- _Your objective_
Identify every line containing the word "mill" and reproduce each one.

***

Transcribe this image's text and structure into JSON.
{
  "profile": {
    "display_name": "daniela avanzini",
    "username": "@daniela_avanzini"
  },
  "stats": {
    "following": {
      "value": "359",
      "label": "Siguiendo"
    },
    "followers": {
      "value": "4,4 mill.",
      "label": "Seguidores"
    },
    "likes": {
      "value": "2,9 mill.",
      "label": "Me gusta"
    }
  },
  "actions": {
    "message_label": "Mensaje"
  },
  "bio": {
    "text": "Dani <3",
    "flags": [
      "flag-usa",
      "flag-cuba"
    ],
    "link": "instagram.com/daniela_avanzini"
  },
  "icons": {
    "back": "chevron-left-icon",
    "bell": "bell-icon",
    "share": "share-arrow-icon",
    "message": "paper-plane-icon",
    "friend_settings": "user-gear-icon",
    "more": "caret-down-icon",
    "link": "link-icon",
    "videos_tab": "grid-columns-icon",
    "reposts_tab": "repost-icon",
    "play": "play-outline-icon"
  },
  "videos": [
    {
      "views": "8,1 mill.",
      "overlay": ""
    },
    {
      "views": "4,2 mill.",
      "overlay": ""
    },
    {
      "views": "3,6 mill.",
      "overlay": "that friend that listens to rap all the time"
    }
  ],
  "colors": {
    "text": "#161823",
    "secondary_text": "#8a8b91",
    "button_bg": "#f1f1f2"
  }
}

***

- _Complete response_
      "value": "4,4 mill.",
      "value": "2,9 mill.",
      "views": "8,1 mill.",
      "views": "4,2 mill.",
      "views": "3,6 mill.",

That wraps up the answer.